What needs to be done:
Transcribe every entry word for word, leaving out all images.

########################################

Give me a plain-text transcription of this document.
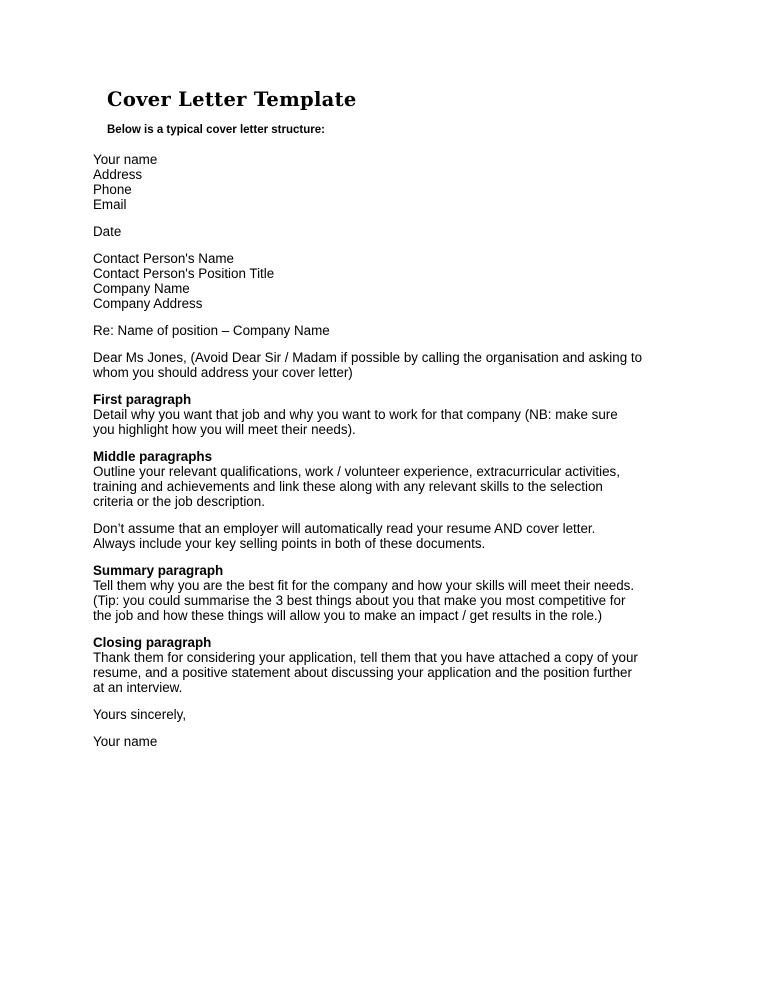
Cover Letter Template

Below is a typical cover letter structure:

Your name
Address
Phone
Email
Date
Contact Person's Name
Contact Person's Position Title
Company Name
Company Address
Re: Name of position – Company Name
Dear Ms Jones, (Avoid Dear Sir / Madam if possible by calling the organisation and asking to
whom you should address your cover letter)
First paragraph
Detail why you want that job and why you want to work for that company (NB: make sure
you highlight how you will meet their needs).
Middle paragraphs
Outline your relevant qualifications, work / volunteer experience, extracurricular activities,
training and achievements and link these along with any relevant skills to the selection
criteria or the job description.
Don’t assume that an employer will automatically read your resume AND cover letter.
Always include your key selling points in both of these documents.
Summary paragraph
Tell them why you are the best fit for the company and how your skills will meet their needs.
(Tip: you could summarise the 3 best things about you that make you most competitive for
the job and how these things will allow you to make an impact / get results in the role.)
Closing paragraph
Thank them for considering your application, tell them that you have attached a copy of your
resume, and a positive statement about discussing your application and the position further
at an interview.
Yours sincerely,
Your name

########################################

Reply:
Give me a plain-text transcription of this document.
Cover Letter Template

Below is a typical cover letter structure:

Your name
Address
Phone
Email
Date
Contact Person's Name
Contact Person's Position Title
Company Name
Company Address
Re: Name of position – Company Name
Dear Ms Jones, (Avoid Dear Sir / Madam if possible by calling the organisation and asking to
whom you should address your cover letter)
First paragraph
Detail why you want that job and why you want to work for that company (NB: make sure
you highlight how you will meet their needs).
Middle paragraphs
Outline your relevant qualifications, work / volunteer experience, extracurricular activities,
training and achievements and link these along with any relevant skills to the selection
criteria or the job description.
Don’t assume that an employer will automatically read your resume AND cover letter.
Always include your key selling points in both of these documents.
Summary paragraph
Tell them why you are the best fit for the company and how your skills will meet their needs.
(Tip: you could summarise the 3 best things about you that make you most competitive for
the job and how these things will allow you to make an impact / get results in the role.)
Closing paragraph
Thank them for considering your application, tell them that you have attached a copy of your
resume, and a positive statement about discussing your application and the position further
at an interview.
Yours sincerely,
Your name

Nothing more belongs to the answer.